§ **Objective**: Every entry that follows should be reproduced exactly.

§ **Dataset items**:
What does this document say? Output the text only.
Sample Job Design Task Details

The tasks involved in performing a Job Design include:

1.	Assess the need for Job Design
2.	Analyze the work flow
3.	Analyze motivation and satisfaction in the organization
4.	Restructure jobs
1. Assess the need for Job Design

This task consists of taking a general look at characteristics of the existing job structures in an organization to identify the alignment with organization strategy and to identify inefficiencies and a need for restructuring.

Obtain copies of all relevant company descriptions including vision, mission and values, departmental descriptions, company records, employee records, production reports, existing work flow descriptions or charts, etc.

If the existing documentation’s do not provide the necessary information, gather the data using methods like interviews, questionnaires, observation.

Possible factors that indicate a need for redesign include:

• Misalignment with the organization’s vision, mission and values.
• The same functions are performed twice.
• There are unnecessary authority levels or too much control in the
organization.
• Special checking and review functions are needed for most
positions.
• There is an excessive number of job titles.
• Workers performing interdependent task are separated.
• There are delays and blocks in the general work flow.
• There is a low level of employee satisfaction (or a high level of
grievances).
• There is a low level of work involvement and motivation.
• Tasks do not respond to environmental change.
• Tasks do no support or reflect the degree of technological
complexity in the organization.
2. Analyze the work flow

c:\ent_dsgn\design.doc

§ **Reply to the task**:
What does this document say? Output the text only.
Sample Job Design Task Details

The tasks involved in performing a Job Design include:

1.	Assess the need for Job Design
2.	Analyze the work flow
3.	Analyze motivation and satisfaction in the organization
4.	Restructure jobs
1. Assess the need for Job Design

This task consists of taking a general look at characteristics of the existing job structures in an organization to identify the alignment with organization strategy and to identify inefficiencies and a need for restructuring.

Obtain copies of all relevant company descriptions including vision, mission and values, departmental descriptions, company records, employee records, production reports, existing work flow descriptions or charts, etc.

If the existing documentation’s do not provide the necessary information, gather the data using methods like interviews, questionnaires, observation.

Possible factors that indicate a need for redesign include:

• Misalignment with the organization’s vision, mission and values.
• The same functions are performed twice.
• There are unnecessary authority levels or too much control in the
organization.
• Special checking and review functions are needed for most
positions.
• There is an excessive number of job titles.
• Workers performing interdependent task are separated.
• There are delays and blocks in the general work flow.
• There is a low level of employee satisfaction (or a high level of
grievances).
• There is a low level of work involvement and motivation.
• Tasks do not respond to environmental change.
• Tasks do no support or reflect the degree of technological
complexity in the organization.
2. Analyze the work flow

c:\ent_dsgn\design.doc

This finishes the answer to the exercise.